Directions for this task
Each line that contains the word "旅游心理学" counts once; give the total for the records below and nothing else.

Dataset records

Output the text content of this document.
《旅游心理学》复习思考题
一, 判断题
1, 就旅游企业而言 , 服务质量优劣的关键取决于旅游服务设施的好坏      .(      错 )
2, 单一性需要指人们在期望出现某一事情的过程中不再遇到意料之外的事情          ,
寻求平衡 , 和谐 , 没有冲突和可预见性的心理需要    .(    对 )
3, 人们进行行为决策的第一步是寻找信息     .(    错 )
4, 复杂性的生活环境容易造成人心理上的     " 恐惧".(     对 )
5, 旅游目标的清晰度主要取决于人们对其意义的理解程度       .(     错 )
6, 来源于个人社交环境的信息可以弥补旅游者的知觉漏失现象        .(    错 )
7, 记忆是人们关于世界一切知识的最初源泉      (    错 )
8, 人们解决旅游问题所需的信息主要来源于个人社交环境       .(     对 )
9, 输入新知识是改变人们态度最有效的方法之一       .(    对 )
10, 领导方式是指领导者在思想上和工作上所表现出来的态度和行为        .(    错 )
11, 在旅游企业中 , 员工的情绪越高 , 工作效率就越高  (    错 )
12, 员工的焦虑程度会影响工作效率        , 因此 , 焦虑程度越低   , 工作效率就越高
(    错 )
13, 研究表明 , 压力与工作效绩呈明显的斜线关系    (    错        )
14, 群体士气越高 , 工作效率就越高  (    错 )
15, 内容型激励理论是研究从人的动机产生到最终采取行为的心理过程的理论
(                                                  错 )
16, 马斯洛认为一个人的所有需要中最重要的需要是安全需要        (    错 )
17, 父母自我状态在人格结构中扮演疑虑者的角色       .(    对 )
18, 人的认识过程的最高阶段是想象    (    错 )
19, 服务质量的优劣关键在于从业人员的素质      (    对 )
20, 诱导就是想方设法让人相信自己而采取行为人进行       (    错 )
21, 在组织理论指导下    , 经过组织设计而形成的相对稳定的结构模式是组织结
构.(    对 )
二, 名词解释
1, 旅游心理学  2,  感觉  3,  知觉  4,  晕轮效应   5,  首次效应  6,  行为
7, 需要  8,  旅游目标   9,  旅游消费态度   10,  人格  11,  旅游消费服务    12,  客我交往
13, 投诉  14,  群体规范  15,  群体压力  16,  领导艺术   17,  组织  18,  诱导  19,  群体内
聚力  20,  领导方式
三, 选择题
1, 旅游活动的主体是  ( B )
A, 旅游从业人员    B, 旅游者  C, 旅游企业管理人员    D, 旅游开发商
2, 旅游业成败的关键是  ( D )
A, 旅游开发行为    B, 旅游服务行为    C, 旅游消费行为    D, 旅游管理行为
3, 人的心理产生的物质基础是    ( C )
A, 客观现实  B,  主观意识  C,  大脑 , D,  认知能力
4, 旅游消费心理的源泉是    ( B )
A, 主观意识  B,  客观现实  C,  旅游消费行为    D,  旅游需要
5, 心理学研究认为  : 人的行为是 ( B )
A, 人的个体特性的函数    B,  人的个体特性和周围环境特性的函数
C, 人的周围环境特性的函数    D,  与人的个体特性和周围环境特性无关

Written reply
2